> **APPLY WHAT YOU READ**:
[1] In the essay about searching for meaning, what did the Zumba teacher's baseball hat say?
[2] Carry on the essay about searching for meaning, picking up right after its last sentence.

So, what is the relationship between those who dream and those who are too exhausted or despairing to even try?  Do those of us fortunate enough to be dissatisfied, in search of high meaning, more purposeful work, well-being, or enlightenment have an obligation to open space for everyone to have the benefit of aspiring to better? If so, what does that look like?  I’m pretty sure it’s not another app. 


What’s an antsy gal or guy to do, then, when the itch to change starts and life restlessness creeps up like a tide? If traditional institutions like politics or nonprofits just grind out more of the same, what good does my search for meaning do? Mine – and a lot of other people’s, by the way, judging by the sale of self-help books, seminars, webinars, coaching sessions, weekend workshops, shamanic journeys, healings, Facebook posts hawking game-changing, life-changing top ten rules-affirmations-secrets-principles-plans of successful, happy, wealthy and wise people? Seriously, it’s like an epidemic of pain and worry for the well and well-off and there’s a huge market for people brainwashed into buying their way to anything, as if human flourishing can be dropped-shipped from Amazon.

Wrestling with these notions, I went to the gym this morning to settle my thoughts. The Zumba class was filled with older broads like me, in various stages of inhibition but our teacher, Sean, sang and danced like he was on Broadway.  Truly, it was uplifting to see him swing his hips and cha-cha like nobody was watching.  Kind of a portly fella, Sean was wearing random guy grey sweat-shorts, a T-shirt that didn’t quite cover his belly when he lifted his arms with exhilaration, and a baseball hat that said BE LOVE.  Marimba! He’d yell gleefully, clapping and waving like a little kid fully in the throes of play.  He was a joy to behold.  How many people do you know who are truly a joy to be around?

As I walked home in the Seattle rain, thinking about the luxury of searching for purpose and meaning, Sean’s happiness radiated in me like the non-existent sun and I realized here it is: clearly, this is a guy living his full and happy life which doesn’t appear to involve serious board meetings, status, or the faux-busyness that consumes us like fire.  He had a different kind of fire – the passion of doing something he loved. That’s plenty - more than plenty  - because his cup clearly overflowed, and gratefully so, all over me.

> **EXTRACTED ENTRIES**:

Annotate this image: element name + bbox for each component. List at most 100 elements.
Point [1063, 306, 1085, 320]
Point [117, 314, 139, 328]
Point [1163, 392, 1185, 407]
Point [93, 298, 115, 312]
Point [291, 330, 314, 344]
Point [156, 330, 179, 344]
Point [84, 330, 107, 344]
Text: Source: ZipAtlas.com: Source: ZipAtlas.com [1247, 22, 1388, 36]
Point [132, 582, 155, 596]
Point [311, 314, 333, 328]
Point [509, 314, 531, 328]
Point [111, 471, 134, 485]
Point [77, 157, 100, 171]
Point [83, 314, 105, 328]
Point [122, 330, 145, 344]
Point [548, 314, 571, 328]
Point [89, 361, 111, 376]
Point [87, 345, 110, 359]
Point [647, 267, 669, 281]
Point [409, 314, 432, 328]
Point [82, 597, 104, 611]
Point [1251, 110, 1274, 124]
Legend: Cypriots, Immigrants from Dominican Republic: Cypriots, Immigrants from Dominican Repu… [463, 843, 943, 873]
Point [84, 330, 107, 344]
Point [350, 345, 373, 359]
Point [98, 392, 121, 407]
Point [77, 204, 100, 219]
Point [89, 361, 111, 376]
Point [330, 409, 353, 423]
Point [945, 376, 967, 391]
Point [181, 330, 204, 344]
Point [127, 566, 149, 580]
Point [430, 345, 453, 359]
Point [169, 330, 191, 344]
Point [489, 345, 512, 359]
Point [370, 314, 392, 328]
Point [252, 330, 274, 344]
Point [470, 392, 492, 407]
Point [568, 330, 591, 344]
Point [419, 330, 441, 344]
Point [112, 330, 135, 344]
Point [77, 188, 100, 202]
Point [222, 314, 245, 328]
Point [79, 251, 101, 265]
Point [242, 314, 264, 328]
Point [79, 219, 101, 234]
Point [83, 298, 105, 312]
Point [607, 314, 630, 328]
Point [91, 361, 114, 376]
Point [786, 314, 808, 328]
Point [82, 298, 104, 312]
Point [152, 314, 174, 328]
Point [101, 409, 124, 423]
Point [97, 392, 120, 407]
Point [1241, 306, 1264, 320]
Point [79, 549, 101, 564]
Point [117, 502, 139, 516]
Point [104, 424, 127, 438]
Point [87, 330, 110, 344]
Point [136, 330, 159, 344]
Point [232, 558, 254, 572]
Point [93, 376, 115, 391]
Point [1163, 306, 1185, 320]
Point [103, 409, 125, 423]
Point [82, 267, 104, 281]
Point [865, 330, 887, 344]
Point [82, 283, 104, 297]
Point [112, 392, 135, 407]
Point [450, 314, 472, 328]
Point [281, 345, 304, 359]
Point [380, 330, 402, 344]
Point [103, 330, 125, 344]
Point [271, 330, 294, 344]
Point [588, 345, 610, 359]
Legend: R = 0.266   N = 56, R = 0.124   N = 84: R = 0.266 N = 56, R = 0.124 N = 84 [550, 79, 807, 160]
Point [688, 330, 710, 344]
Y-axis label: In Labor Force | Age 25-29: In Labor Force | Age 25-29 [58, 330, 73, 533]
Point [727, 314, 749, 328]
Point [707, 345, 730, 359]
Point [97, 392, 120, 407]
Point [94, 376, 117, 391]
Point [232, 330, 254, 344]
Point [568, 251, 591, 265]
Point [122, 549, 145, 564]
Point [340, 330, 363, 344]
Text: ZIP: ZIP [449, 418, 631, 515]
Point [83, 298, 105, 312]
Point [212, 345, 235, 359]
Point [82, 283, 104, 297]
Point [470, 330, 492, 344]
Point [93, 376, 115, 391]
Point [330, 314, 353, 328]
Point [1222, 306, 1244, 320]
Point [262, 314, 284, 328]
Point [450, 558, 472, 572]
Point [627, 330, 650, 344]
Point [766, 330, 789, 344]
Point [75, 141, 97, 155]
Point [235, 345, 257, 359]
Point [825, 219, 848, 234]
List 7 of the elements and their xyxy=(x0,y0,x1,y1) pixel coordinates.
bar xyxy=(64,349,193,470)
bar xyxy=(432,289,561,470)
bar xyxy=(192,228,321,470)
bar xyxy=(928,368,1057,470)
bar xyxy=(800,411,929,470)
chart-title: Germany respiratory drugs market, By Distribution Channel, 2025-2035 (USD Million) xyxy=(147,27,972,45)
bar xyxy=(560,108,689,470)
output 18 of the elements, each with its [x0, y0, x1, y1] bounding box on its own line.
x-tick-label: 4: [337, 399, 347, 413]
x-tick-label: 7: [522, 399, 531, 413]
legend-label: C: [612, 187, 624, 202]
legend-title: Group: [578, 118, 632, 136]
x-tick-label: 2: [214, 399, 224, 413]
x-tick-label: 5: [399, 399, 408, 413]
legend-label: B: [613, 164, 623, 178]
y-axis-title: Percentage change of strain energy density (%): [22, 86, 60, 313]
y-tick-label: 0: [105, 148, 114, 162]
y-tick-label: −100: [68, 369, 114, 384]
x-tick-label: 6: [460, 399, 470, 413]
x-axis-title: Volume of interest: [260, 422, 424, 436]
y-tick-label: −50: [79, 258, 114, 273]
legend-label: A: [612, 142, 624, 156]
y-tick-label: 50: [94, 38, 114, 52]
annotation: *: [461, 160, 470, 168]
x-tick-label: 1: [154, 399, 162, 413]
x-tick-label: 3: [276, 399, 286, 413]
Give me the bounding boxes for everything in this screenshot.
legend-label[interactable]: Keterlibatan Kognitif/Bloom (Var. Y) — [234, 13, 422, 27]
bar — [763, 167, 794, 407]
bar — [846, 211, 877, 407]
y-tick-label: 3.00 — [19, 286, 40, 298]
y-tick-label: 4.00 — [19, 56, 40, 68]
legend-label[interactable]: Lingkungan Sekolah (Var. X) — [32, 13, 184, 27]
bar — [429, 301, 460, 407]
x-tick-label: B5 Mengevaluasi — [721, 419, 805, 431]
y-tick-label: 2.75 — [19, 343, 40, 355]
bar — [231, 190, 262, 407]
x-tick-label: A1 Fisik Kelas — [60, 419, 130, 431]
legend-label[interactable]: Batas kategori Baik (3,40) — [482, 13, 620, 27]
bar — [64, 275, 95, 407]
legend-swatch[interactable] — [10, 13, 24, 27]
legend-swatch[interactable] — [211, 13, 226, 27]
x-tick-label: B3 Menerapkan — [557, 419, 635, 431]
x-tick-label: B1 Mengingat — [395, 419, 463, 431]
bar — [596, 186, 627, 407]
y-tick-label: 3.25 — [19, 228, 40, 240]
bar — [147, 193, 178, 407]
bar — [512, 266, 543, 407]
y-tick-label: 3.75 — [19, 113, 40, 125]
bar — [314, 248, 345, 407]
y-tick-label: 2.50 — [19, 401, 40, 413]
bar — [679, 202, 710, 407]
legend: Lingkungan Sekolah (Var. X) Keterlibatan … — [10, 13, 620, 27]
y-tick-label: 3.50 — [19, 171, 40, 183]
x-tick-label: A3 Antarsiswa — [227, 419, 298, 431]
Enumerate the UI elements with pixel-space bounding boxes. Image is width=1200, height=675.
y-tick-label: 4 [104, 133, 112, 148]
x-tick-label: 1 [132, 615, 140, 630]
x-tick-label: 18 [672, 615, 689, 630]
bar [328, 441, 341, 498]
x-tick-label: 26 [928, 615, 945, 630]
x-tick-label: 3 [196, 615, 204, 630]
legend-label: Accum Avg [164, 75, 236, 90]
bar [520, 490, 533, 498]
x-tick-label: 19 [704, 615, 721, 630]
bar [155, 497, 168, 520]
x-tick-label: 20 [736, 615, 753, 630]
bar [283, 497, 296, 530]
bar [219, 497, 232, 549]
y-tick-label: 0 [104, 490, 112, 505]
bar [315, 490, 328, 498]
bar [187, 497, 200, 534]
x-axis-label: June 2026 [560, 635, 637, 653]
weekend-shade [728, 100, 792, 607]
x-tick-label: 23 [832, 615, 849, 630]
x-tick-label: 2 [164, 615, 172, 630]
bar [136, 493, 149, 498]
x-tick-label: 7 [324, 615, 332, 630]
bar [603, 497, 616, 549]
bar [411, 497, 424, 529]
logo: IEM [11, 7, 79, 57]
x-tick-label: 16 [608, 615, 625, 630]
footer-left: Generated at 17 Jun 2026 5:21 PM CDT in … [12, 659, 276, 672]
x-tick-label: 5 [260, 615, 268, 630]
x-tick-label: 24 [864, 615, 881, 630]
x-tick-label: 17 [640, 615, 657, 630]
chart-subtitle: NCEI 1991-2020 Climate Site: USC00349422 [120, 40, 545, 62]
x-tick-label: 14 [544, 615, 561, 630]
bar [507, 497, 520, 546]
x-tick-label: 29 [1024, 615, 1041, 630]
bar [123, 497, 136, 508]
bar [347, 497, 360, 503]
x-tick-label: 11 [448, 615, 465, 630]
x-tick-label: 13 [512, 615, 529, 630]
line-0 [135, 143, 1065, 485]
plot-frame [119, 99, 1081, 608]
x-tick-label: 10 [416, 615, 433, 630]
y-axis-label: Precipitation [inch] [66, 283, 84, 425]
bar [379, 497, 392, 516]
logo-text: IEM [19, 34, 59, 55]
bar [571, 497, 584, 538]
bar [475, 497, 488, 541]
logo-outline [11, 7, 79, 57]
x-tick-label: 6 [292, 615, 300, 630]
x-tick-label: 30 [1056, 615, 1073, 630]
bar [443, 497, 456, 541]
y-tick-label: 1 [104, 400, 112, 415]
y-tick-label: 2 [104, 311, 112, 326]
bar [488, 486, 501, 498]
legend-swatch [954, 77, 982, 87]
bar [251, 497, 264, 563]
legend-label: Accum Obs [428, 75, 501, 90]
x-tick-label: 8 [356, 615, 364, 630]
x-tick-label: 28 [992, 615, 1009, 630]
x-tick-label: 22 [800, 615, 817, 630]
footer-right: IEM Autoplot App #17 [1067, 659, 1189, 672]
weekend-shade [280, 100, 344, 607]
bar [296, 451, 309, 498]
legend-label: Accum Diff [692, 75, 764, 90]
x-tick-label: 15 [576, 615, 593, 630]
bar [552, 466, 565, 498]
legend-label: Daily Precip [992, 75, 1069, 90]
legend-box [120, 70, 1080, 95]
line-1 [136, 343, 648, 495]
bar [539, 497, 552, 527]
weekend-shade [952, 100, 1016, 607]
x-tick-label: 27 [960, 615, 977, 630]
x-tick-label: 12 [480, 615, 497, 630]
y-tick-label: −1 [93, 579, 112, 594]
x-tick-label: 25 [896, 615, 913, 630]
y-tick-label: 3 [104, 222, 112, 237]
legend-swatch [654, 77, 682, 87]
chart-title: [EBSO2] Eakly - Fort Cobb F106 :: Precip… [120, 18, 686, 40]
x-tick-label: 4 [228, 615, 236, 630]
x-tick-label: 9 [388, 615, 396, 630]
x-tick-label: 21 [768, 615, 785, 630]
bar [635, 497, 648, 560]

> **LIST OF ANSWERS**:
[1] BE LOVE

[2]
Maybe it’s as simple as that. Maybe we just take some time to listen to that deep, small steady voice buried beneath the worry and woe, which will tell us exactly where we need to go to find and spread joy. And with Sean living his best life, his happiness quite literally goes viral, and our spirits are lifted. Then, still lit by Sean’s fire, I go home and do what I love – write, write, write – and spread some more thought and joy, and then who knows what?  The drudgery of all that damn searching, yearning, workshop-ing, reading, seeking, praying, whining just falls off like an old winter coat, and we pass it around, this torch of joy, when we do what we really love.

Shunryu Suzuki Roshi, the Zen master credited with bringing the practice to the West, was a man of few words and here are his three best:  Shine one corner.  Find something you truly love or want to do and make it shine. Teach Zumba, work in your garden, help a neighbor, run for office, build your family’s love, sell flowers, bake cakes, cure cancer – it doesn’t matter what it is and you don’t need a guru to tell you what to do.  For the sake and the good of the world and the working poor, just go ahead and do it, shine that corner, because ultimately that light will connect with another, then another and more, like a jeweled net that holds us tenderly together. Mythologist Joseph Campbell put it this way: “The influence of a vital person vitalizes,” and like the Butterfly Effect, a wave of your vitality will at some point reach those who are suffering.

You do not need one more book or seminar to quell your endless and privileged quest for happiness. Be quiet for a bit and your inner self will tell you what’s next. Then, take the money you spend on seminars, retreats and books, and help a single mom who can’t afford child care.